* [Required task] Write the records below out again exactly as given, with no images.

* Start *

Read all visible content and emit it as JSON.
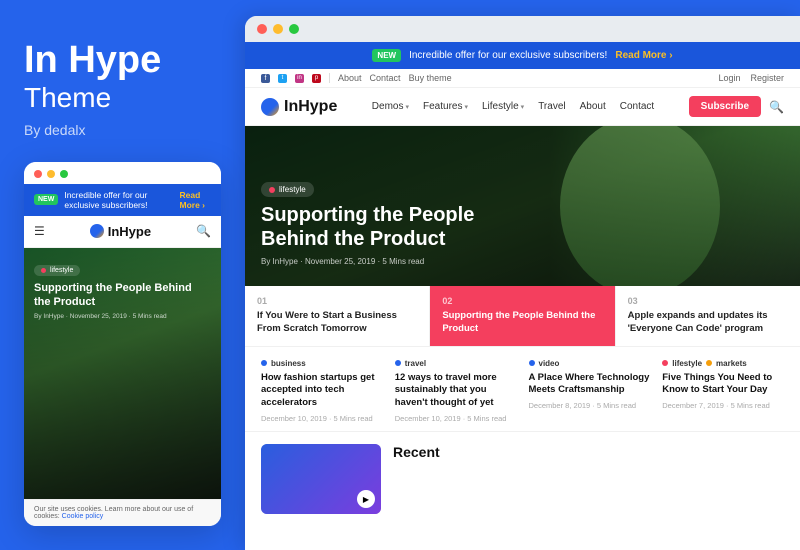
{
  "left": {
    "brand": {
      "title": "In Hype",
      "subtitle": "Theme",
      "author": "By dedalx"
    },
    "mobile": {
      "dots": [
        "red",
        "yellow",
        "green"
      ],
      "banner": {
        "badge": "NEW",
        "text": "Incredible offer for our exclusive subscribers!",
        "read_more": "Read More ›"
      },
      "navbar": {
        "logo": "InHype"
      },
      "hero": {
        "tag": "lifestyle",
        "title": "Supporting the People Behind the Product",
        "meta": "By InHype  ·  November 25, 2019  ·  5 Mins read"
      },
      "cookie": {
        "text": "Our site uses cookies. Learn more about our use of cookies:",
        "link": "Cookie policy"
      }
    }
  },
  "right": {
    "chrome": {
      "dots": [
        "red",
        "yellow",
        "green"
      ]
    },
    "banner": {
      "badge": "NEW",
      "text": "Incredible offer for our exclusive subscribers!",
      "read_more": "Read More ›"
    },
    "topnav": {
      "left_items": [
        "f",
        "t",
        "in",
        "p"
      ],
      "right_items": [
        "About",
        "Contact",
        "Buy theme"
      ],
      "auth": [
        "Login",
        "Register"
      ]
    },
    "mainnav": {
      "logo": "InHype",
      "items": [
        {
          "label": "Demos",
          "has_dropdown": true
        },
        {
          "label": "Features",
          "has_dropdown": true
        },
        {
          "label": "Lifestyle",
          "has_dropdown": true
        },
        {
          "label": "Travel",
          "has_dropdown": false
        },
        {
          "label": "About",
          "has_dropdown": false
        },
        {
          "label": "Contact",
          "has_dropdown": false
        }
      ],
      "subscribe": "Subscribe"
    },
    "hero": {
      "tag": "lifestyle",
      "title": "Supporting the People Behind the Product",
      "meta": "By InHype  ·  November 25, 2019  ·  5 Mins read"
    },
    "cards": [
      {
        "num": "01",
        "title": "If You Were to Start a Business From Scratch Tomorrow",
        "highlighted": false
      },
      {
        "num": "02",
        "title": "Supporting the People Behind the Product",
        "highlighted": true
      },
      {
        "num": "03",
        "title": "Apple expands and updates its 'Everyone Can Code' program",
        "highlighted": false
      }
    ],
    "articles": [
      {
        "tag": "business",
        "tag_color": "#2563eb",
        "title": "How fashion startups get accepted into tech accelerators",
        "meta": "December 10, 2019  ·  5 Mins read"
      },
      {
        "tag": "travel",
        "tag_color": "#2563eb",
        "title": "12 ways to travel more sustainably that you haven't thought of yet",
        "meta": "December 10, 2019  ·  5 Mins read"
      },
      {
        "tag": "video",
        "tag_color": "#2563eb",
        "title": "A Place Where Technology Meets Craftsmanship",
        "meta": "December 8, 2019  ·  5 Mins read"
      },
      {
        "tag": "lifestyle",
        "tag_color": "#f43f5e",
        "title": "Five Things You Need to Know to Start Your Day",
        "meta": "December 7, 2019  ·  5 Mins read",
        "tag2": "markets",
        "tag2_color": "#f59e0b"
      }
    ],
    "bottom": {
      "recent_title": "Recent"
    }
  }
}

* End *

* [Exercise result]
Read all visible content and emit it as JSON.
{
  "left": {
    "brand": {
      "title": "In Hype",
      "subtitle": "Theme",
      "author": "By dedalx"
    },
    "mobile": {
      "dots": [
        "red",
        "yellow",
        "green"
      ],
      "banner": {
        "badge": "NEW",
        "text": "Incredible offer for our exclusive subscribers!",
        "read_more": "Read More ›"
      },
      "navbar": {
        "logo": "InHype"
      },
      "hero": {
        "tag": "lifestyle",
        "title": "Supporting the People Behind the Product",
        "meta": "By InHype  ·  November 25, 2019  ·  5 Mins read"
      },
      "cookie": {
        "text": "Our site uses cookies. Learn more about our use of cookies:",
        "link": "Cookie policy"
      }
    }
  },
  "right": {
    "chrome": {
      "dots": [
        "red",
        "yellow",
        "green"
      ]
    },
    "banner": {
      "badge": "NEW",
      "text": "Incredible offer for our exclusive subscribers!",
      "read_more": "Read More ›"
    },
    "topnav": {
      "left_items": [
        "f",
        "t",
        "in",
        "p"
      ],
      "right_items": [
        "About",
        "Contact",
        "Buy theme"
      ],
      "auth": [
        "Login",
        "Register"
      ]
    },
    "mainnav": {
      "logo": "InHype",
      "items": [
        {
          "label": "Demos",
          "has_dropdown": true
        },
        {
          "label": "Features",
          "has_dropdown": true
        },
        {
          "label": "Lifestyle",
          "has_dropdown": true
        },
        {
          "label": "Travel",
          "has_dropdown": false
        },
        {
          "label": "About",
          "has_dropdown": false
        },
        {
          "label": "Contact",
          "has_dropdown": false
        }
      ],
      "subscribe": "Subscribe"
    },
    "hero": {
      "tag": "lifestyle",
      "title": "Supporting the People Behind the Product",
      "meta": "By InHype  ·  November 25, 2019  ·  5 Mins read"
    },
    "cards": [
      {
        "num": "01",
        "title": "If You Were to Start a Business From Scratch Tomorrow",
        "highlighted": false
      },
      {
        "num": "02",
        "title": "Supporting the People Behind the Product",
        "highlighted": true
      },
      {
        "num": "03",
        "title": "Apple expands and updates its 'Everyone Can Code' program",
        "highlighted": false
      }
    ],
    "articles": [
      {
        "tag": "business",
        "tag_color": "#2563eb",
        "title": "How fashion startups get accepted into tech accelerators",
        "meta": "December 10, 2019  ·  5 Mins read"
      },
      {
        "tag": "travel",
        "tag_color": "#2563eb",
        "title": "12 ways to travel more sustainably that you haven't thought of yet",
        "meta": "December 10, 2019  ·  5 Mins read"
      },
      {
        "tag": "video",
        "tag_color": "#2563eb",
        "title": "A Place Where Technology Meets Craftsmanship",
        "meta": "December 8, 2019  ·  5 Mins read"
      },
      {
        "tag": "lifestyle",
        "tag_color": "#f43f5e",
        "title": "Five Things You Need to Know to Start Your Day",
        "meta": "December 7, 2019  ·  5 Mins read",
        "tag2": "markets",
        "tag2_color": "#f59e0b"
      }
    ],
    "bottom": {
      "recent_title": "Recent"
    }
  }
}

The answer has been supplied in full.